What needs to be done>
Your task is to locate every line holding the string "ylabel" and to copy each of them.

Dataset excerpts>
((

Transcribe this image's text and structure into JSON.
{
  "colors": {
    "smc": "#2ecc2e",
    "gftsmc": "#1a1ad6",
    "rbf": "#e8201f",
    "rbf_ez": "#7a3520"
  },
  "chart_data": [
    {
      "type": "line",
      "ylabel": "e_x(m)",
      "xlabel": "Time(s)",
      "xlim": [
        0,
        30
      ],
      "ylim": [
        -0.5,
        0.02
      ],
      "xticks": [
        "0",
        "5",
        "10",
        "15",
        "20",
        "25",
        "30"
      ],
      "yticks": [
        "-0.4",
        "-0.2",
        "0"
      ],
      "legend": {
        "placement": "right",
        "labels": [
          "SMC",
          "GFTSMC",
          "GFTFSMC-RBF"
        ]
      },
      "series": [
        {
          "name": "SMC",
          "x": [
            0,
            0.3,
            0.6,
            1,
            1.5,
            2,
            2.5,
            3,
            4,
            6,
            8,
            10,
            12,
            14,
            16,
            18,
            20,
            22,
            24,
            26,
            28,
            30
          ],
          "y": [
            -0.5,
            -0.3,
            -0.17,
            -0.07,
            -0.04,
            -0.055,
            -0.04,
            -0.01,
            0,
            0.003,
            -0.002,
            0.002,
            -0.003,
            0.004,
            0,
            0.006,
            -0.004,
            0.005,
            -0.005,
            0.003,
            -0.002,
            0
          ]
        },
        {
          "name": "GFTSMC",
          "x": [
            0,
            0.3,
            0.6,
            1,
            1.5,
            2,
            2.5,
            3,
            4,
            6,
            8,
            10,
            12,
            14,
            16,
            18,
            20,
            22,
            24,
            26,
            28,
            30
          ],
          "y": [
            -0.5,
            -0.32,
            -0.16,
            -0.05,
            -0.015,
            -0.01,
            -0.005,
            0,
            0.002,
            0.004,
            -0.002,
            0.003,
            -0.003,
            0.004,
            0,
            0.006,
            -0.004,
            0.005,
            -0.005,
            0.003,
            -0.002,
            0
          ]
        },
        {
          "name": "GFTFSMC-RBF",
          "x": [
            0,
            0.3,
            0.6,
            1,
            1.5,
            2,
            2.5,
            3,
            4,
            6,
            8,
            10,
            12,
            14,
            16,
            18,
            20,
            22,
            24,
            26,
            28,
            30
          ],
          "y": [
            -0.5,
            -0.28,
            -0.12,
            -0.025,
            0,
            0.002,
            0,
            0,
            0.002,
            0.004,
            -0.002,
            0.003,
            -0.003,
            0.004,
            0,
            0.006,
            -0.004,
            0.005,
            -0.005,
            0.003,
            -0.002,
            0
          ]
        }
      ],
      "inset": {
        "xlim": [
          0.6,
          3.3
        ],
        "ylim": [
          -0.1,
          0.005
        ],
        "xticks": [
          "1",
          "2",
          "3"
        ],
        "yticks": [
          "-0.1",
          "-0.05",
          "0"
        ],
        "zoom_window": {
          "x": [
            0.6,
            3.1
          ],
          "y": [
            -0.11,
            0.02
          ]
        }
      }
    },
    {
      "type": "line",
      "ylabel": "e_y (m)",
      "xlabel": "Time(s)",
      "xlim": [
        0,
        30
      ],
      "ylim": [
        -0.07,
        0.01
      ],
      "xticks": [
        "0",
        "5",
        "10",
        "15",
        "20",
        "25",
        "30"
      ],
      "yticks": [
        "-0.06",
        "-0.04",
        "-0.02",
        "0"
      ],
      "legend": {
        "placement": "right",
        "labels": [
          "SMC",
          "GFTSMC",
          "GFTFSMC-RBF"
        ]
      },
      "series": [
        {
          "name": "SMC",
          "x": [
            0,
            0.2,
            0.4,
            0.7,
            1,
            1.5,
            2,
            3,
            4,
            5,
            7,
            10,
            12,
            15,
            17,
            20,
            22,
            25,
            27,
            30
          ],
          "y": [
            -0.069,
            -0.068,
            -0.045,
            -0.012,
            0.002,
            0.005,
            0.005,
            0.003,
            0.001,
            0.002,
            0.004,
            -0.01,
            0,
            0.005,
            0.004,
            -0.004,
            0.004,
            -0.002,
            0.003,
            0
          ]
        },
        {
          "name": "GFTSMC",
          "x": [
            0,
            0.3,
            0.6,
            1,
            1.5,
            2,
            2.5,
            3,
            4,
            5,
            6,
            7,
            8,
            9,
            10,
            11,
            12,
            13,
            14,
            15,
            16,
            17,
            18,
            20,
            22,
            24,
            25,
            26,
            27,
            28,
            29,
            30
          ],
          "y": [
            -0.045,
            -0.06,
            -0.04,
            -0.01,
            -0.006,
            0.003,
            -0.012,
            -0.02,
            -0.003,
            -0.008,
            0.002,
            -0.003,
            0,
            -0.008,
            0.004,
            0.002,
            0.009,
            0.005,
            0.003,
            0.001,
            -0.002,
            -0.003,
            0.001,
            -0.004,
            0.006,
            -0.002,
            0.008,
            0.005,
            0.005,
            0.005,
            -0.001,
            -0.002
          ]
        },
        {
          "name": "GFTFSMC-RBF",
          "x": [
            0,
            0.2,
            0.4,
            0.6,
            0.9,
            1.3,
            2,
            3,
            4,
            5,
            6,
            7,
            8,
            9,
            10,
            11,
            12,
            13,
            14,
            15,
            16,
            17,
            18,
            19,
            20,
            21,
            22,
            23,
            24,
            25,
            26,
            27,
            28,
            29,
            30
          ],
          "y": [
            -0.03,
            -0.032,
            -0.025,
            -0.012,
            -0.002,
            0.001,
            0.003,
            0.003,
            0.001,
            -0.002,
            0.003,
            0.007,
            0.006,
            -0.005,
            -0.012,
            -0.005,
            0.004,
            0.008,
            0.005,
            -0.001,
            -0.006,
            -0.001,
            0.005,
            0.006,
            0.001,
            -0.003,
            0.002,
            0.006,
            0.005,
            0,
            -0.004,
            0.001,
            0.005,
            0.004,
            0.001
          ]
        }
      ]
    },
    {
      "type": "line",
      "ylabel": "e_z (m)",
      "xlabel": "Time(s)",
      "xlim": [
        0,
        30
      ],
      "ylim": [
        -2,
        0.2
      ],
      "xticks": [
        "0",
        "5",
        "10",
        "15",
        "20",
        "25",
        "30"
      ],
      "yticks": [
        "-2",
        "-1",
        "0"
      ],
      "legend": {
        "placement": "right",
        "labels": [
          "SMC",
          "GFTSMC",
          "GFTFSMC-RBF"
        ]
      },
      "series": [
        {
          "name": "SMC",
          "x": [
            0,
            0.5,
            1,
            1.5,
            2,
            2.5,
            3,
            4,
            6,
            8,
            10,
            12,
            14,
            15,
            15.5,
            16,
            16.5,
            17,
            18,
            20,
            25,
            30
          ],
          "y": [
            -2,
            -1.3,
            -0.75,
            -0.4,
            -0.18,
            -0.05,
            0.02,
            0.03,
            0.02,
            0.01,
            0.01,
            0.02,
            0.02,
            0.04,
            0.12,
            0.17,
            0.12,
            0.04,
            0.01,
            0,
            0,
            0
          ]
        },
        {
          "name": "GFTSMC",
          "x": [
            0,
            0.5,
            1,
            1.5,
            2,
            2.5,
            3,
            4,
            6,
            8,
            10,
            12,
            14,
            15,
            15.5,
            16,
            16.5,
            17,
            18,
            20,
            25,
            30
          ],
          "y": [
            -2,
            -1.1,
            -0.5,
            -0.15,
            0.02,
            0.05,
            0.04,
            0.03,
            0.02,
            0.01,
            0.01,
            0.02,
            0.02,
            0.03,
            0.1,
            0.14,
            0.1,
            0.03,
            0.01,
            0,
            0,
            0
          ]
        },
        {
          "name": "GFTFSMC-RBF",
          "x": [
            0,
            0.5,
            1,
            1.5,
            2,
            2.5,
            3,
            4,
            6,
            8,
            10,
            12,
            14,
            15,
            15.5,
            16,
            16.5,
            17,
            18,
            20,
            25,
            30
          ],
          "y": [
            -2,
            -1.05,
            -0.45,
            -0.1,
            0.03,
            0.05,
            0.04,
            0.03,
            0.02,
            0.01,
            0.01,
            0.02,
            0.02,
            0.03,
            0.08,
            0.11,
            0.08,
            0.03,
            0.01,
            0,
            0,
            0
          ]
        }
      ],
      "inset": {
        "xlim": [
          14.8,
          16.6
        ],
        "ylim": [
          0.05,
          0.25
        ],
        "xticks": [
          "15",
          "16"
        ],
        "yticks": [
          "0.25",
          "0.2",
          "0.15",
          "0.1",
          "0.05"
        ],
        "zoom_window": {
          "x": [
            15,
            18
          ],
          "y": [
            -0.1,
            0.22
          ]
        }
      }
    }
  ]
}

))
((

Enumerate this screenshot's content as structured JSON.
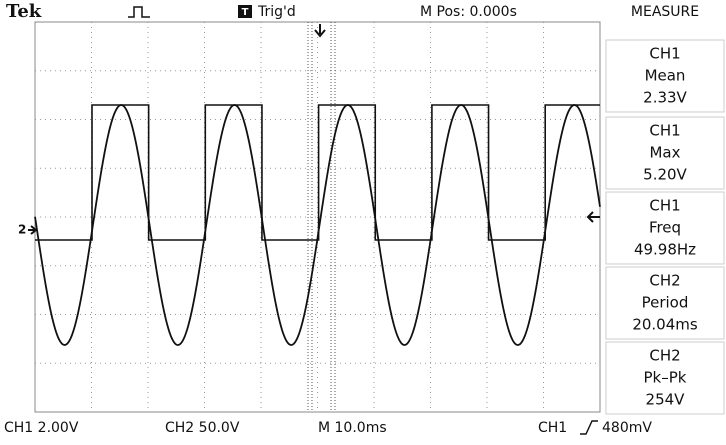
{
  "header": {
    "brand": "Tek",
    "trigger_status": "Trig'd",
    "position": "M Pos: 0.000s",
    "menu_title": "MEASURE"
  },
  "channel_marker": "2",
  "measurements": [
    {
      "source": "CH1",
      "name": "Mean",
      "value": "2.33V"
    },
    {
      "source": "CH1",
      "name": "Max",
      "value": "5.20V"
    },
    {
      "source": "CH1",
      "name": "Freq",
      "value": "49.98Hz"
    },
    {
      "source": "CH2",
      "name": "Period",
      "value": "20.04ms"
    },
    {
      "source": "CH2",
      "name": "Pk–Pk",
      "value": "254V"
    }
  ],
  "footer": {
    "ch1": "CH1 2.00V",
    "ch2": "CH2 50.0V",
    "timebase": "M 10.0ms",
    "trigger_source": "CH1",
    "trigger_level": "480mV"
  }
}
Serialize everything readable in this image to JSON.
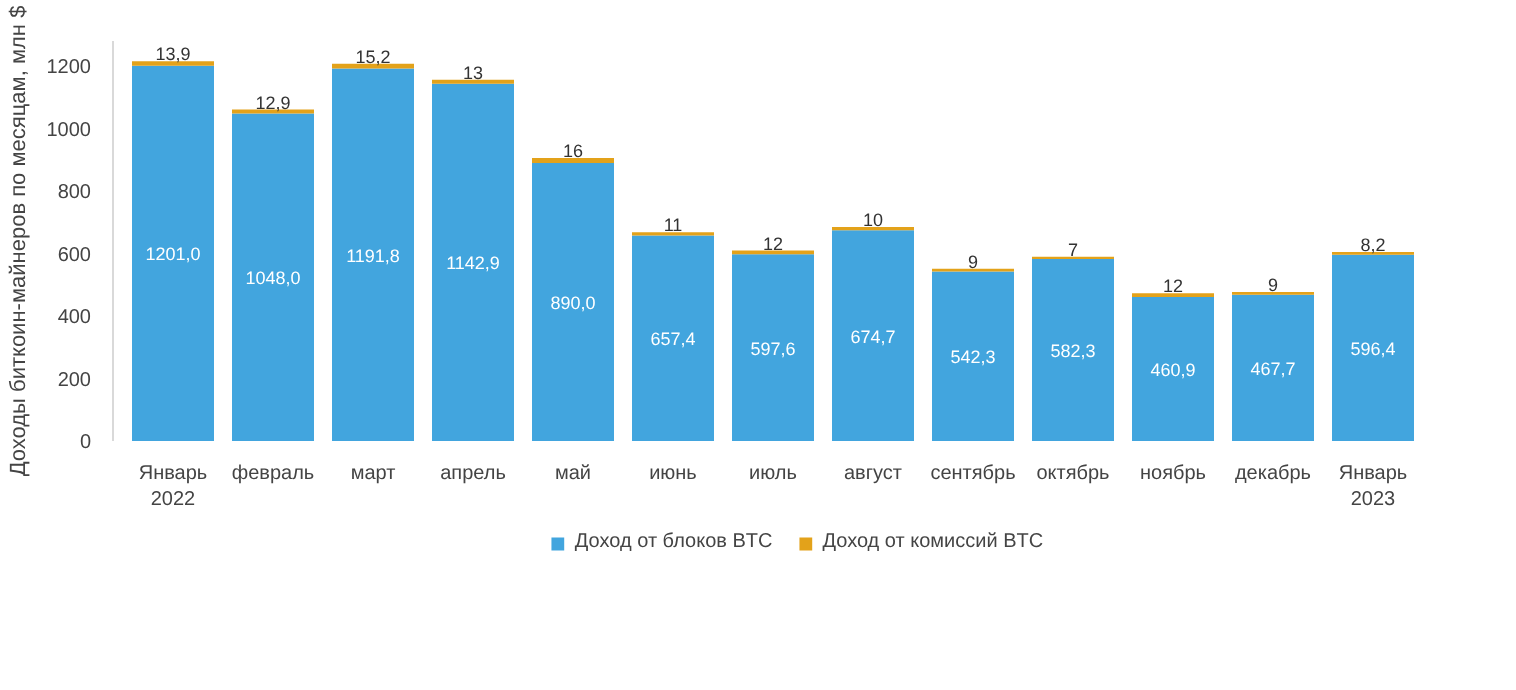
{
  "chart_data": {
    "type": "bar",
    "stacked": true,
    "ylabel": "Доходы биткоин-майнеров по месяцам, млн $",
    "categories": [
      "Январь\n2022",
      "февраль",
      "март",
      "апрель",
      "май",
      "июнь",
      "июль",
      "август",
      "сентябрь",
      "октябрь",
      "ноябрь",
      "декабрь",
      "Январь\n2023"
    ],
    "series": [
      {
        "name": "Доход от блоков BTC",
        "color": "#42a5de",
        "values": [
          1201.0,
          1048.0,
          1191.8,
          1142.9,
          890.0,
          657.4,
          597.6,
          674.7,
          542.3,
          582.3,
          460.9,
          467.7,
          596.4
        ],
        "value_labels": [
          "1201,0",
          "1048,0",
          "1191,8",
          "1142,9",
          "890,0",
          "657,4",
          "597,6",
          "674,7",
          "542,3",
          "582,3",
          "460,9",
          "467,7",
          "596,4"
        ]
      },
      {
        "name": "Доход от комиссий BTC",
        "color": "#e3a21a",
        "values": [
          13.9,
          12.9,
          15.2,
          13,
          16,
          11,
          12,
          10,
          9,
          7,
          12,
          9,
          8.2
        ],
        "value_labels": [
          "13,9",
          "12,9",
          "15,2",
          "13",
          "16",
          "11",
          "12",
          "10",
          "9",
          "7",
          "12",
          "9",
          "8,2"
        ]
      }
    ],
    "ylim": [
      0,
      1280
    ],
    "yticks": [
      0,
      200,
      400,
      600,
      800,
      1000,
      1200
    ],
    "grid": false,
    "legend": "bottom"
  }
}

))

Correct response>
      "ylabel": "e_x(m)",
      "ylabel": "e_y (m)",
      "ylabel": "e_z (m)",
    "ylabel": "Доходы биткоин-майнеров по месяцам, млн $",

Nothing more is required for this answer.